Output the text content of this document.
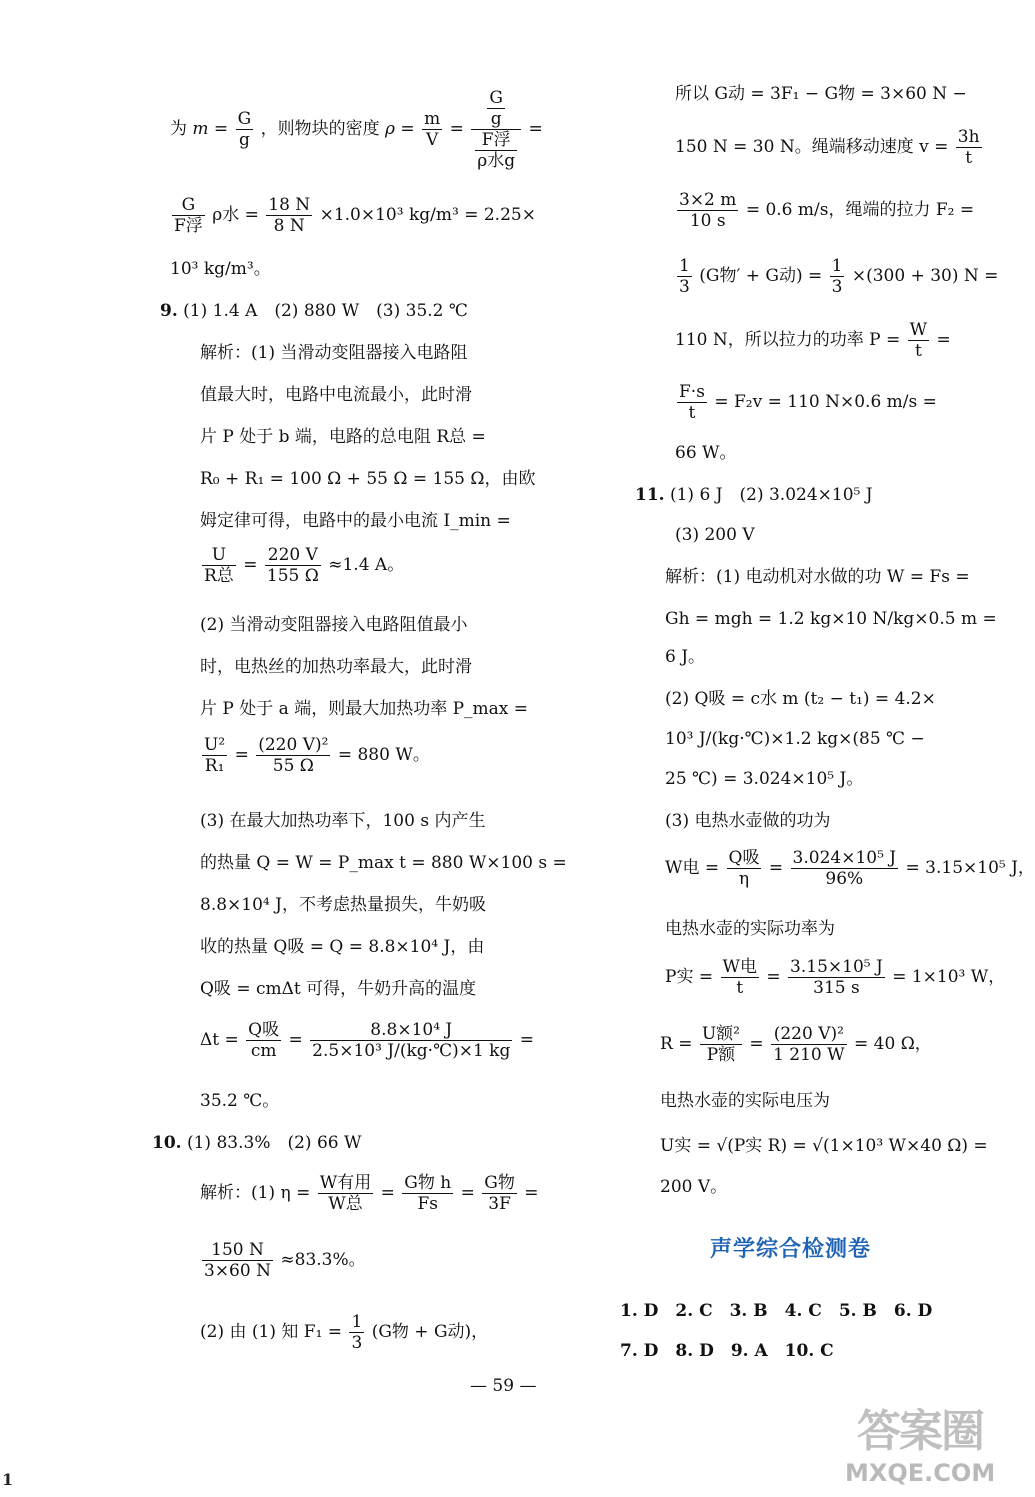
为 $m = \frac{G}{g}$ ，则物块的密度 $\rho = \frac{m}{V} = \frac{\frac{G}{g}}{\frac{\text{F浮}}{\text{ρ水g}}}$ =
$\frac{G}{\text{F浮}}$ ρ水 = $\frac{18 N}{8 N} \times 1.0\times 10^3$ kg/m³ = 2.25×
10³ kg/m³。
9. (1) 1.4 A　(2) 880 W　(3) 35.2 ℃
解析：(1) 当滑动变阻器接入电路阻
值最大时，电路中电流最小，此时滑
片 P 处于 b 端，电路的总电阻 R总 =
R₀ + R₁ = 100 Ω + 55 Ω = 155 Ω，由欧
姆定律可得，电路中的最小电流 I_min =
$\frac{U}{\text{R总}} = \frac{220 V}{155 \Omega} \approx 1.4$ A。
(2) 当滑动变阻器接入电路阻值最小
时，电热丝的加热功率最大，此时滑
片 P 处于 a 端，则最大加热功率 P_max =
$\frac{\text{U²}}{\text{R₁}} = \frac{\text{(220 V)²}}{55 \Omega} = 880$ W。
(3) 在最大加热功率下，100 s 内产生
的热量 Q = W = P_max t = 880 W×100 s =
8.8×10⁴ J，不考虑热量损失，牛奶吸
收的热量 Q吸 = Q = 8.8×10⁴ J，由
Q吸 = cmΔt 可得，牛奶升高的温度
$\Delta t = \frac{\text{Q吸}}{cm} = \frac{\text{8.8×10⁴ J}}{\text{2.5×10³ J/(kg·℃)×1 kg}}$ =
35.2 ℃。
10. (1) 83.3%　(2) 66 W
解析：(1) $\eta = \frac{\text{W有用}}{\text{W总}} = \frac{\text{G物 h}}{Fs} = \frac{\text{G物}}{3F}$ =
$\frac{150 N}{3\times 60 N} \approx 83.3\%$。
(2) 由 (1) 知 $F_1 = \frac{1}{3} (G$物 + G动)，
所以 G动 = 3F₁ − G物 = 3×60 N −
150 N = 30 N。绳端移动速度 $v = \frac{3h}{t}$
$\frac{3\times 2 m}{10 s} = 0.6$ m/s，绳端的拉力 F₂ =
$\frac{1}{3} (G$物′ + G动) = $\frac{1}{3} \times(300 + 30) N$ =
110 N，所以拉力的功率 $P = \frac{W}{t}$ =
$\frac{F\cdot s}{t} = F_2v = 110$ N×0.6 m/s =
66 W。
11. (1) 6 J　(2) 3.024×10⁵ J
(3) 200 V
解析：(1) 电动机对水做的功 W = Fs =
Gh = mgh = 1.2 kg×10 N/kg×0.5 m =
6 J。
(2) Q吸 = c水 m (t₂ − t₁) = 4.2×
10³ J/(kg·℃)×1.2 kg×(85 ℃ −
25 ℃) = 3.024×10⁵ J。
(3) 电热水壶做的功为
W电 = $\frac{\text{Q吸}}{\eta} = \frac{\text{3.024×10⁵ J}}{96\%} = 3.15\times 10^5$ J，
电热水壶的实际功率为
P实 = $\frac{\text{W电}}{t} = \frac{\text{3.15×10⁵ J}}{315 s} = 1\times 10^3$ W，
$R = \frac{\text{U额²}}{\text{P额}} = \frac{\text{(220 V)²}}{1 210 W} = 40$ Ω，
电热水壶的实际电压为
U实 = √(P实 R) = √(1×10³ W×40 Ω) =
200 V。
1. D　2. C　3. B　4. C　5. B　6. D
7. D　8. D　9. A　10. C
声学综合检测卷
— 59 —
答案圈
MXQE.COM
1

■ Objective
Scan the listing above. Collect all lines with the word "Omega".

■ Written solution
$\frac{U}{\text{R总}} = \frac{220 V}{155 \Omega} \approx 1.4$ A。
$\frac{\text{U²}}{\text{R₁}} = \frac{\text{(220 V)²}}{55 \Omega} = 880$ W。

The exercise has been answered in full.